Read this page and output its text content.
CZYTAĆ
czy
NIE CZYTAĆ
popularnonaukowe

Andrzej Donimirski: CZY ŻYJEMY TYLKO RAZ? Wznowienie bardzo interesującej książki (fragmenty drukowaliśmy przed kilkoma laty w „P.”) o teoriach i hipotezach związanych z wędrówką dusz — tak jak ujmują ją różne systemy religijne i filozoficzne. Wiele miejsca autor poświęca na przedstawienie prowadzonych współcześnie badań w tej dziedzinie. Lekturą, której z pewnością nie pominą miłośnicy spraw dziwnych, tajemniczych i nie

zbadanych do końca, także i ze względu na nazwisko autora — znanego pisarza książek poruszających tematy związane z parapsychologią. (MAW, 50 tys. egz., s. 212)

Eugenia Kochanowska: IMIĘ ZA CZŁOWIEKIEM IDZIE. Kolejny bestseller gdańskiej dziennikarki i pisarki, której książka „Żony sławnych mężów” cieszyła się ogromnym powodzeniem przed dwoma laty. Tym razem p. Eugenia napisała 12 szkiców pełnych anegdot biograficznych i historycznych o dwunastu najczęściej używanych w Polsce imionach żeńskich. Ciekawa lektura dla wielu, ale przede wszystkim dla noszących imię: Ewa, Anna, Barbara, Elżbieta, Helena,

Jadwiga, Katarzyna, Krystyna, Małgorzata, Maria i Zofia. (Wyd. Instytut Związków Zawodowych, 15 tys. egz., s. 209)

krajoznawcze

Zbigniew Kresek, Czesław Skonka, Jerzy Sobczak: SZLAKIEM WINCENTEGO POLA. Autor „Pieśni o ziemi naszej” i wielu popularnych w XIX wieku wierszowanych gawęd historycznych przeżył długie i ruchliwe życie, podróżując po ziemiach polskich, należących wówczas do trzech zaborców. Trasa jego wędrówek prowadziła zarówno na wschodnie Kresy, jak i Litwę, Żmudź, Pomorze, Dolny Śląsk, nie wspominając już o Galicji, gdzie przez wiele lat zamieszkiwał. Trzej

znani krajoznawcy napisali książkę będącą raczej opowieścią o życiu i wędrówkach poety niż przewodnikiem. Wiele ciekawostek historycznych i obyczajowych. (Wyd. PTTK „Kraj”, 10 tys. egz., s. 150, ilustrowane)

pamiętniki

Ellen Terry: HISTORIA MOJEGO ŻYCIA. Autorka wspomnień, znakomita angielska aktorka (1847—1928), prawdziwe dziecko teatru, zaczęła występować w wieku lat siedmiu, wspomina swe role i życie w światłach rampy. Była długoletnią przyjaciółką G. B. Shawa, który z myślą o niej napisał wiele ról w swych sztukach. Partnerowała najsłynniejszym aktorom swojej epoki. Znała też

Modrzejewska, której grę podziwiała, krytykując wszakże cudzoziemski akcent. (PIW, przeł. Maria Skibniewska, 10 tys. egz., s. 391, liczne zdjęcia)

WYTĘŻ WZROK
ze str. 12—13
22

※ ※ ※

Return the full listing, character for character.

Read this page and output its text content.
CZYTAĆ
czy
NIE CZYTAĆ
popularnonaukowe

Andrzej Donimirski: CZY ŻYJEMY TYLKO RAZ? Wznowienie bardzo interesującej książki (fragmenty drukowaliśmy przed kilkoma laty w „P.”) o teoriach i hipotezach związanych z wędrówką dusz — tak jak ujmują ją różne systemy religijne i filozoficzne. Wiele miejsca autor poświęca na przedstawienie prowadzonych współcześnie badań w tej dziedzinie. Lekturą, której z pewnością nie pominą miłośnicy spraw dziwnych, tajemniczych i nie

zbadanych do końca, także i ze względu na nazwisko autora — znanego pisarza książek poruszających tematy związane z parapsychologią. (MAW, 50 tys. egz., s. 212)

Eugenia Kochanowska: IMIĘ ZA CZŁOWIEKIEM IDZIE. Kolejny bestseller gdańskiej dziennikarki i pisarki, której książka „Żony sławnych mężów” cieszyła się ogromnym powodzeniem przed dwoma laty. Tym razem p. Eugenia napisała 12 szkiców pełnych anegdot biograficznych i historycznych o dwunastu najczęściej używanych w Polsce imionach żeńskich. Ciekawa lektura dla wielu, ale przede wszystkim dla noszących imię: Ewa, Anna, Barbara, Elżbieta, Helena,

Jadwiga, Katarzyna, Krystyna, Małgorzata, Maria i Zofia. (Wyd. Instytut Związków Zawodowych, 15 tys. egz., s. 209)

krajoznawcze

Zbigniew Kresek, Czesław Skonka, Jerzy Sobczak: SZLAKIEM WINCENTEGO POLA. Autor „Pieśni o ziemi naszej” i wielu popularnych w XIX wieku wierszowanych gawęd historycznych przeżył długie i ruchliwe życie, podróżując po ziemiach polskich, należących wówczas do trzech zaborców. Trasa jego wędrówek prowadziła zarówno na wschodnie Kresy, jak i Litwę, Żmudź, Pomorze, Dolny Śląsk, nie wspominając już o Galicji, gdzie przez wiele lat zamieszkiwał. Trzej

znani krajoznawcy napisali książkę będącą raczej opowieścią o życiu i wędrówkach poety niż przewodnikiem. Wiele ciekawostek historycznych i obyczajowych. (Wyd. PTTK „Kraj”, 10 tys. egz., s. 150, ilustrowane)

pamiętniki

Ellen Terry: HISTORIA MOJEGO ŻYCIA. Autorka wspomnień, znakomita angielska aktorka (1847—1928), prawdziwe dziecko teatru, zaczęła występować w wieku lat siedmiu, wspomina swe role i życie w światłach rampy. Była długoletnią przyjaciółką G. B. Shawa, który z myślą o niej napisał wiele ról w swych sztukach. Partnerowała najsłynniejszym aktorom swojej epoki. Znała też

Modrzejewska, której grę podziwiała, krytykując wszakże cudzoziemski akcent. (PIW, przeł. Maria Skibniewska, 10 tys. egz., s. 391, liczne zdjęcia)

WYTĘŻ WZROK
ze str. 12—13
22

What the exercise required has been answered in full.